Problem to work on ::
Pull every line of the entries that has the word "grid".

Data for processing ::
◆ ◆ ◆ ◆ ◆
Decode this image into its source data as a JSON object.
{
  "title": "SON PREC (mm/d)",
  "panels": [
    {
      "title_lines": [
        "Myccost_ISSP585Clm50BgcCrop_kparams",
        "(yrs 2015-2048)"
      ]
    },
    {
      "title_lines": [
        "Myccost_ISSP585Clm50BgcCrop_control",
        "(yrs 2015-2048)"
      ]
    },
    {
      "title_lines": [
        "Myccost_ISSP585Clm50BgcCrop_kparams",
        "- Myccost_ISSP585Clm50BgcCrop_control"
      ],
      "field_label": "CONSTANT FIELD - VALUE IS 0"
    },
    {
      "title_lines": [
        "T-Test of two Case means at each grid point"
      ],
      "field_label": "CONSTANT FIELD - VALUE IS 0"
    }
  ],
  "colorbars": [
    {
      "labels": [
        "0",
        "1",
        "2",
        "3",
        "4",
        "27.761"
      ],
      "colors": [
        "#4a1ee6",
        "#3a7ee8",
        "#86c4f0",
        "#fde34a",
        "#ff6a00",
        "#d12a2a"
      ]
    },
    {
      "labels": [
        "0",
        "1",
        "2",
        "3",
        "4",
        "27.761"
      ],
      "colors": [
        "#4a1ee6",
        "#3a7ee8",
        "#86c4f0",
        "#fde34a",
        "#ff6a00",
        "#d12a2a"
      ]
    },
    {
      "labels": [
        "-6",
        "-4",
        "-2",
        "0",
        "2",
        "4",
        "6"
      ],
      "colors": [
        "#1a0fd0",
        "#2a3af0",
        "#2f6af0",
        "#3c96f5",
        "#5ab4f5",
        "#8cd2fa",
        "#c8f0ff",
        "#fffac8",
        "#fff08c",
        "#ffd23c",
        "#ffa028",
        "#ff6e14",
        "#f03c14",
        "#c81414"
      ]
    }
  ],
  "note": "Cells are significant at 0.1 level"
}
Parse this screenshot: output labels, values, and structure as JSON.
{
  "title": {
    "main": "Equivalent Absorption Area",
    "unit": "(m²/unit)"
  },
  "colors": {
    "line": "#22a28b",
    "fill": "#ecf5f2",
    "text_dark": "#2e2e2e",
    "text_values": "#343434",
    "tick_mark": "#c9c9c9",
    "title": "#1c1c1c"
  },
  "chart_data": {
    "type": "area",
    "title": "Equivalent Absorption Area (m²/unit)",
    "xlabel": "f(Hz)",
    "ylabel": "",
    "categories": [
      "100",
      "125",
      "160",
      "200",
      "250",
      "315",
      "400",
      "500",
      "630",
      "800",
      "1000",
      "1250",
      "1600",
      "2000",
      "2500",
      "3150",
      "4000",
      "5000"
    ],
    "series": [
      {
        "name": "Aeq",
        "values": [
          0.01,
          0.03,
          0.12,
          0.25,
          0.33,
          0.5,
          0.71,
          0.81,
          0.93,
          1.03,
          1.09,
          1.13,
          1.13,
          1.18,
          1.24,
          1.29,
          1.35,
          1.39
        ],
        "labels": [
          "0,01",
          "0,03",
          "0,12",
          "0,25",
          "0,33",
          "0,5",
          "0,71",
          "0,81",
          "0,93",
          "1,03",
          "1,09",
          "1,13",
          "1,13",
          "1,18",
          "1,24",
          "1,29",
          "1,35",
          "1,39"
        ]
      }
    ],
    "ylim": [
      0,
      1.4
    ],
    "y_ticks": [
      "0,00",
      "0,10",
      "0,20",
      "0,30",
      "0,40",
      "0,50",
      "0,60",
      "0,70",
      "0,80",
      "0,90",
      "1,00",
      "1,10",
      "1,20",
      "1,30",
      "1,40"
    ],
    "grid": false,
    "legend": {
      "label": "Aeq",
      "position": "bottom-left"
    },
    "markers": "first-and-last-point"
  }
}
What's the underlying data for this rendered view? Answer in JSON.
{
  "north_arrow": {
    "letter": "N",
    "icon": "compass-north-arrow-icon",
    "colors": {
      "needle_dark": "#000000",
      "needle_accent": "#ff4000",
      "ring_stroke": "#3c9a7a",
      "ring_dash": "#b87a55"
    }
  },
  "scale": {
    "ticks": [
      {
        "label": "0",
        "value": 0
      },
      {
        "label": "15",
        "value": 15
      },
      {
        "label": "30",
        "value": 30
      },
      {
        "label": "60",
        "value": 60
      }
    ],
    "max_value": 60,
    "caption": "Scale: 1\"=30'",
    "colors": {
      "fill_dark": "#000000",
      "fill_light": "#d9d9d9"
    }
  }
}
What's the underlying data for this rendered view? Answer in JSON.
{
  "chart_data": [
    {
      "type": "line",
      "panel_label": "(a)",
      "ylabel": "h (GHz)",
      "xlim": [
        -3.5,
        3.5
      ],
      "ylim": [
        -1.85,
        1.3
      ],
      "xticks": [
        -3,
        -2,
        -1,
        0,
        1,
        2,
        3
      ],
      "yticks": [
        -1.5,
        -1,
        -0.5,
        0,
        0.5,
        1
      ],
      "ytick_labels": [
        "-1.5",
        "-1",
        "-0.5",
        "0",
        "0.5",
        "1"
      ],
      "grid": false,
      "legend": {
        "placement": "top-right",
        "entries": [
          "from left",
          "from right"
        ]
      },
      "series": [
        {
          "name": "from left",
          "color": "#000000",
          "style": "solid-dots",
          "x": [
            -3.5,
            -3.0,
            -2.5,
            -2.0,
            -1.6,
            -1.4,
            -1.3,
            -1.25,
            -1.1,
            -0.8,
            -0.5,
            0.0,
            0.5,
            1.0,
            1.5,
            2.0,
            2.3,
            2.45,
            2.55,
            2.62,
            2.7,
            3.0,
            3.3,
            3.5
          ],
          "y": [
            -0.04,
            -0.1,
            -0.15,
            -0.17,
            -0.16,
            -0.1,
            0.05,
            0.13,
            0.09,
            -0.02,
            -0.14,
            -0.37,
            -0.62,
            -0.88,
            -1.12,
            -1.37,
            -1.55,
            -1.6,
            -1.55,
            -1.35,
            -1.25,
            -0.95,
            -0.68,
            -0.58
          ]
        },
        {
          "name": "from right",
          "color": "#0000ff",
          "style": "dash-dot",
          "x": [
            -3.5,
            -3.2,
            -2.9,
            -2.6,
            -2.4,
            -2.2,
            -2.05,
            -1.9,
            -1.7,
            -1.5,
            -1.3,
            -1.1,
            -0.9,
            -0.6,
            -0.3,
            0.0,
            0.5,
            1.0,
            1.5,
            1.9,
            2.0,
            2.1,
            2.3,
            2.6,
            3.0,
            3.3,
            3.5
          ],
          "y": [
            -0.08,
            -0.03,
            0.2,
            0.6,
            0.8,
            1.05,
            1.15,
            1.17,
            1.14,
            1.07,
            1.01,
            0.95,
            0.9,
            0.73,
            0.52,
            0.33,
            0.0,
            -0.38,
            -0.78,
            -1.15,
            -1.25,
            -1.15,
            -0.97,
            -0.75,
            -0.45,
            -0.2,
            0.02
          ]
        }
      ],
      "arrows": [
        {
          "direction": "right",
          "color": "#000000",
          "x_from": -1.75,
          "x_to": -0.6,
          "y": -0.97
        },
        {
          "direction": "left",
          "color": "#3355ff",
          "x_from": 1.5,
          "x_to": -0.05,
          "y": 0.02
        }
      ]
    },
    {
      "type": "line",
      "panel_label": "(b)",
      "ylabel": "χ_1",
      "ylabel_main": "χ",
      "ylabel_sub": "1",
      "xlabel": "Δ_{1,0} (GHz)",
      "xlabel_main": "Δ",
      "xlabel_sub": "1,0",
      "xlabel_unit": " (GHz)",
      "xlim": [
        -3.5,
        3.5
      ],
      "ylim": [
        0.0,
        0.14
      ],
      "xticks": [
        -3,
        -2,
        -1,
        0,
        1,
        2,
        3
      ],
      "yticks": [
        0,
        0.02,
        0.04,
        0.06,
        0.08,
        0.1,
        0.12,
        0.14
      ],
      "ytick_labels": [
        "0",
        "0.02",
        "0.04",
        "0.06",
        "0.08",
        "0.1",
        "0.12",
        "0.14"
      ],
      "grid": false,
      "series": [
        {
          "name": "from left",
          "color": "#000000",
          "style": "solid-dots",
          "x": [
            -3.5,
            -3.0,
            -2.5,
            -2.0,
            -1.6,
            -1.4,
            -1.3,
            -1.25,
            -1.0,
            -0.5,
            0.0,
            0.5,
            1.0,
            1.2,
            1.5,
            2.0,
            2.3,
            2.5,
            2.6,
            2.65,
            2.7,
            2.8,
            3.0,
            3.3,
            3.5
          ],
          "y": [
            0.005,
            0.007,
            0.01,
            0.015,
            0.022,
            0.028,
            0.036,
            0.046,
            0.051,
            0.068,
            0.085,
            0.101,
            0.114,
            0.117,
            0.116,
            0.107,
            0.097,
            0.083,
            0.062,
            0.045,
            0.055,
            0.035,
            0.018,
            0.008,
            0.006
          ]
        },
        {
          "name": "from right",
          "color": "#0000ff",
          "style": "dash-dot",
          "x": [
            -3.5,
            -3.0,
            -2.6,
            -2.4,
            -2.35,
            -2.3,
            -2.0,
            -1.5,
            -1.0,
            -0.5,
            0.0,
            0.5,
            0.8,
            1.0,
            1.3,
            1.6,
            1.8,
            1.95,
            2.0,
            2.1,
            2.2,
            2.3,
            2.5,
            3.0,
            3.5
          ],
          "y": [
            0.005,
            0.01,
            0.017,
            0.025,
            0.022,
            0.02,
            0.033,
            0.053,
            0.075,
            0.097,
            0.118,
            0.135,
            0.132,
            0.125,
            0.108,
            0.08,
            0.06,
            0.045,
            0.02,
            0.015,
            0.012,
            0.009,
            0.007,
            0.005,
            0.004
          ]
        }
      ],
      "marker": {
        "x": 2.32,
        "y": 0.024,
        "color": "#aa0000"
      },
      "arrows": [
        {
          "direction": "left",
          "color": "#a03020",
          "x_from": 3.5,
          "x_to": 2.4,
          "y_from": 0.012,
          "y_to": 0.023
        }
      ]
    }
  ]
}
◆ ◆ ◆ ◆ ◆
Response for this exercise ::
        "T-Test of two Case means at each grid point"
    "grid": false,
      "grid": false,
      "grid": false,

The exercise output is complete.